__INFORMATION SUPPLIED__.
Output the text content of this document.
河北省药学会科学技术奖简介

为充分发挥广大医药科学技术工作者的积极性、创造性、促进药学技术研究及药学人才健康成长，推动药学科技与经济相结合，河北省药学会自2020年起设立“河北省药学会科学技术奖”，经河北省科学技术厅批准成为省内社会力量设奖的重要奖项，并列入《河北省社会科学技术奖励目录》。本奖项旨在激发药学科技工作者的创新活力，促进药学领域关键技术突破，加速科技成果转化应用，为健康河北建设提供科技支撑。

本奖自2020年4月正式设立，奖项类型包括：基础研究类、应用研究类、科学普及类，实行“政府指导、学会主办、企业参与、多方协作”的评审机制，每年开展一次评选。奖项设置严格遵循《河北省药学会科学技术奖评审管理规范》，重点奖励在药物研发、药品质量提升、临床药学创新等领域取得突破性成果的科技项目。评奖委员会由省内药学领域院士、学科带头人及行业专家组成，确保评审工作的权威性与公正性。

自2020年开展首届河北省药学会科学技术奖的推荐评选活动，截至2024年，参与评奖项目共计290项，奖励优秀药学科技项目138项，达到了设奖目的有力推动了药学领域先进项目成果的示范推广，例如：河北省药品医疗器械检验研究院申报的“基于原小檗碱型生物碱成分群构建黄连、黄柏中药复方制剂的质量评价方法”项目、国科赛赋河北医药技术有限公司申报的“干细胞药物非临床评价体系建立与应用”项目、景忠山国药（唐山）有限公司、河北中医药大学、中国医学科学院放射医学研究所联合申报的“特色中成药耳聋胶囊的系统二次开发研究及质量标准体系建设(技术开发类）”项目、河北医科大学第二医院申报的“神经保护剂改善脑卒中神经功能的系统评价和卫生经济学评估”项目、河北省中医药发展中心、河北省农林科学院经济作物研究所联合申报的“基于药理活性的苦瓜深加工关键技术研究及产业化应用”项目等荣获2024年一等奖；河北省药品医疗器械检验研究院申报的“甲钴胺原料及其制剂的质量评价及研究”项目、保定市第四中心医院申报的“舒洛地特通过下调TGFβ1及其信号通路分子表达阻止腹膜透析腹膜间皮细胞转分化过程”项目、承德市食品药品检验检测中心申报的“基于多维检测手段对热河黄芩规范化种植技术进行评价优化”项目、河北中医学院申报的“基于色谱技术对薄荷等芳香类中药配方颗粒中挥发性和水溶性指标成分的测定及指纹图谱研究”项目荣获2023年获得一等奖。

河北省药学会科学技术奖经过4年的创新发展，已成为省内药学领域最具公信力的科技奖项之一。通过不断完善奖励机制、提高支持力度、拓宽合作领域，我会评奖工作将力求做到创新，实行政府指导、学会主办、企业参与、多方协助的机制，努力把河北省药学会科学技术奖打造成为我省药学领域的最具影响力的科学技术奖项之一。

__AIM OF THE TASK__.
Retype the material in full, character for character.

__TASK RESULT__.
Output the text content of this document.
河北省药学会科学技术奖简介

为充分发挥广大医药科学技术工作者的积极性、创造性、促进药学技术研究及药学人才健康成长，推动药学科技与经济相结合，河北省药学会自2020年起设立“河北省药学会科学技术奖”，经河北省科学技术厅批准成为省内社会力量设奖的重要奖项，并列入《河北省社会科学技术奖励目录》。本奖项旨在激发药学科技工作者的创新活力，促进药学领域关键技术突破，加速科技成果转化应用，为健康河北建设提供科技支撑。

本奖自2020年4月正式设立，奖项类型包括：基础研究类、应用研究类、科学普及类，实行“政府指导、学会主办、企业参与、多方协作”的评审机制，每年开展一次评选。奖项设置严格遵循《河北省药学会科学技术奖评审管理规范》，重点奖励在药物研发、药品质量提升、临床药学创新等领域取得突破性成果的科技项目。评奖委员会由省内药学领域院士、学科带头人及行业专家组成，确保评审工作的权威性与公正性。

自2020年开展首届河北省药学会科学技术奖的推荐评选活动，截至2024年，参与评奖项目共计290项，奖励优秀药学科技项目138项，达到了设奖目的有力推动了药学领域先进项目成果的示范推广，例如：河北省药品医疗器械检验研究院申报的“基于原小檗碱型生物碱成分群构建黄连、黄柏中药复方制剂的质量评价方法”项目、国科赛赋河北医药技术有限公司申报的“干细胞药物非临床评价体系建立与应用”项目、景忠山国药（唐山）有限公司、河北中医药大学、中国医学科学院放射医学研究所联合申报的“特色中成药耳聋胶囊的系统二次开发研究及质量标准体系建设(技术开发类）”项目、河北医科大学第二医院申报的“神经保护剂改善脑卒中神经功能的系统评价和卫生经济学评估”项目、河北省中医药发展中心、河北省农林科学院经济作物研究所联合申报的“基于药理活性的苦瓜深加工关键技术研究及产业化应用”项目等荣获2024年一等奖；河北省药品医疗器械检验研究院申报的“甲钴胺原料及其制剂的质量评价及研究”项目、保定市第四中心医院申报的“舒洛地特通过下调TGFβ1及其信号通路分子表达阻止腹膜透析腹膜间皮细胞转分化过程”项目、承德市食品药品检验检测中心申报的“基于多维检测手段对热河黄芩规范化种植技术进行评价优化”项目、河北中医学院申报的“基于色谱技术对薄荷等芳香类中药配方颗粒中挥发性和水溶性指标成分的测定及指纹图谱研究”项目荣获2023年获得一等奖。

河北省药学会科学技术奖经过4年的创新发展，已成为省内药学领域最具公信力的科技奖项之一。通过不断完善奖励机制、提高支持力度、拓宽合作领域，我会评奖工作将力求做到创新，实行政府指导、学会主办、企业参与、多方协助的机制，努力把河北省药学会科学技术奖打造成为我省药学领域的最具影响力的科学技术奖项之一。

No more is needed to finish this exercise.